Data for the task ->
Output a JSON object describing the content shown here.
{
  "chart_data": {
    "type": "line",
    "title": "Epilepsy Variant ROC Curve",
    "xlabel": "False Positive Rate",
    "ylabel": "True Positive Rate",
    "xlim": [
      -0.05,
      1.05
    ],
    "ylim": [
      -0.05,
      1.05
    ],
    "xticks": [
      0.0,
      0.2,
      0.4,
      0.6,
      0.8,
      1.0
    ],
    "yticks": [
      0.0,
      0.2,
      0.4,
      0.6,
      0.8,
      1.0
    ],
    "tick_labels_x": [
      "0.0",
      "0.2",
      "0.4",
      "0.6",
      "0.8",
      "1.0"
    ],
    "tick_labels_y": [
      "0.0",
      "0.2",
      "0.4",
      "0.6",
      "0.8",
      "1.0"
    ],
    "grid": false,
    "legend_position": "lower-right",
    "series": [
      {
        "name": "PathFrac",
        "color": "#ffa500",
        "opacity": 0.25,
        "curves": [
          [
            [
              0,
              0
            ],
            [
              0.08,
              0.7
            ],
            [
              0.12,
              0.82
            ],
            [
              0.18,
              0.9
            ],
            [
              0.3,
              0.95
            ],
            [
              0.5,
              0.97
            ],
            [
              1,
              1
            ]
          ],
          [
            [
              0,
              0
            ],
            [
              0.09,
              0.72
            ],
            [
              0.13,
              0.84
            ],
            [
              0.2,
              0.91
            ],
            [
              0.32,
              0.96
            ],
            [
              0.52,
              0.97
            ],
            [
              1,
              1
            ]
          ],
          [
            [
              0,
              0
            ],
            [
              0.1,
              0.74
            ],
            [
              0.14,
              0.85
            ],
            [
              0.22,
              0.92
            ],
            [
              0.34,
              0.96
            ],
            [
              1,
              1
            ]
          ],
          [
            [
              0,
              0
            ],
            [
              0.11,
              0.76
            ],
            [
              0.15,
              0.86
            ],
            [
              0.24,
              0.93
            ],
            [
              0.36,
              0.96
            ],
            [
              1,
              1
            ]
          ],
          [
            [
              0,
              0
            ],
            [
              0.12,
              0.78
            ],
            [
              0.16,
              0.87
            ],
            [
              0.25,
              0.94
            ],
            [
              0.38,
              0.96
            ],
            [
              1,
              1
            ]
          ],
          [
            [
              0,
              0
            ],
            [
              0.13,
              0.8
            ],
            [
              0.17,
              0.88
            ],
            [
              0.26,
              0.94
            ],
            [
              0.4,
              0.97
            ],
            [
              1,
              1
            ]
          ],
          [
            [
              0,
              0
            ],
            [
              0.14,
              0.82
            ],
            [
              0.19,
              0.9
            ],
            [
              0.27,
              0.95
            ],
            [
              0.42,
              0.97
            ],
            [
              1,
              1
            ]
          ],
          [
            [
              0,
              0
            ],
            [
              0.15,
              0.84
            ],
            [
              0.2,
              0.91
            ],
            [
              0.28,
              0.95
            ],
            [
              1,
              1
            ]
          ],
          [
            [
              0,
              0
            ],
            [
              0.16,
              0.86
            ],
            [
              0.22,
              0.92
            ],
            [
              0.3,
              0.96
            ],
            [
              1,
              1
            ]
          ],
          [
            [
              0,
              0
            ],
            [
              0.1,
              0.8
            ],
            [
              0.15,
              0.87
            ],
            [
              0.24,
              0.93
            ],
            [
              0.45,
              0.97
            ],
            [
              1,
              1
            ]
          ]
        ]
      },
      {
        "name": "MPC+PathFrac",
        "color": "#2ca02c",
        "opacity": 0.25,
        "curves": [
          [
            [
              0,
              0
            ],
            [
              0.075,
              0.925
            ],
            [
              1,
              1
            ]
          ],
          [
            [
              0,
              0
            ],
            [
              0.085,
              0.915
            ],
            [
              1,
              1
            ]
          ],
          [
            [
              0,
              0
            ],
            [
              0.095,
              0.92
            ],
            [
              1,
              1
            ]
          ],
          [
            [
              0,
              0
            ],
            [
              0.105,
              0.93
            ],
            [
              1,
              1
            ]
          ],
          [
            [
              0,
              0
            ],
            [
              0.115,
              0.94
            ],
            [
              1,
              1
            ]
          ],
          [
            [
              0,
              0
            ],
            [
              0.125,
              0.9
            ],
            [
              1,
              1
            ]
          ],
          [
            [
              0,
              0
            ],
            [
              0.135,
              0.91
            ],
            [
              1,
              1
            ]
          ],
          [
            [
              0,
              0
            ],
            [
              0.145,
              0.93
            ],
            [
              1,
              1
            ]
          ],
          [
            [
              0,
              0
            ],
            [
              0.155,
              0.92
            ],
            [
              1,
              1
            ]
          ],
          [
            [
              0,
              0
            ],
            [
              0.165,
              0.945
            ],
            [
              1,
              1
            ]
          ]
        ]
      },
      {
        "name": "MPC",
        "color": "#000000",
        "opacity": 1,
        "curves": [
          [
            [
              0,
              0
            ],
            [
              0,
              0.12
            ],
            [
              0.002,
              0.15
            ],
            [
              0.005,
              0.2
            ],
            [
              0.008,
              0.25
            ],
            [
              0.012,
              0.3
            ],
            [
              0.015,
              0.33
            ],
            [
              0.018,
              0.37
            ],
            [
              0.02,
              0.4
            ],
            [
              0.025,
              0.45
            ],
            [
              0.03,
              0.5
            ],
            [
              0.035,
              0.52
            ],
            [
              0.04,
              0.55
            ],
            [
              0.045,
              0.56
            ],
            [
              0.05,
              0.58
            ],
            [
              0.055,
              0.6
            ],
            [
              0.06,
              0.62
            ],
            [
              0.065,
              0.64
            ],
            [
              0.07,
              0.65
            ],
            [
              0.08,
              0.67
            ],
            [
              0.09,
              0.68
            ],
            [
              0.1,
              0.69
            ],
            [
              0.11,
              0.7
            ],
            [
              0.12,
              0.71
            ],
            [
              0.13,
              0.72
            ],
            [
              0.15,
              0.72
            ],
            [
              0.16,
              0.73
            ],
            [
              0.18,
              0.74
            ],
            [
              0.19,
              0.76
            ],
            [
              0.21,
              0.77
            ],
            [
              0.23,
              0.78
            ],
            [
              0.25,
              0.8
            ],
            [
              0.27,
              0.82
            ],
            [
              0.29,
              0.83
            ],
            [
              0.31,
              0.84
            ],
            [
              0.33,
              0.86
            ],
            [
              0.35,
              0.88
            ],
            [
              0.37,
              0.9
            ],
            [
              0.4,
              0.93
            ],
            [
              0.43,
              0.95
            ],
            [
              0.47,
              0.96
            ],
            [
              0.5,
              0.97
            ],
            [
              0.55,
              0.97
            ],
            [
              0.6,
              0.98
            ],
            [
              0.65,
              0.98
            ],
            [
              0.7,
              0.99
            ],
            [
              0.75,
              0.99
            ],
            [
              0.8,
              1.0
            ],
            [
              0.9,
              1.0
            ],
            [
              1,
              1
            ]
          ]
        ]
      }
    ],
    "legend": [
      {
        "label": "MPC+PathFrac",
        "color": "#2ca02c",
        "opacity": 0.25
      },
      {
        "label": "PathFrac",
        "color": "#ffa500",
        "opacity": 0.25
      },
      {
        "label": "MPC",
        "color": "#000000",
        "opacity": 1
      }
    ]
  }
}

Problem ->
Find "PathFrac". Copy every line it occurs in.

Answer to the problem ->
        "name": "PathFrac",
        "name": "MPC+PathFrac",
        "label": "MPC+PathFrac",
        "label": "PathFrac",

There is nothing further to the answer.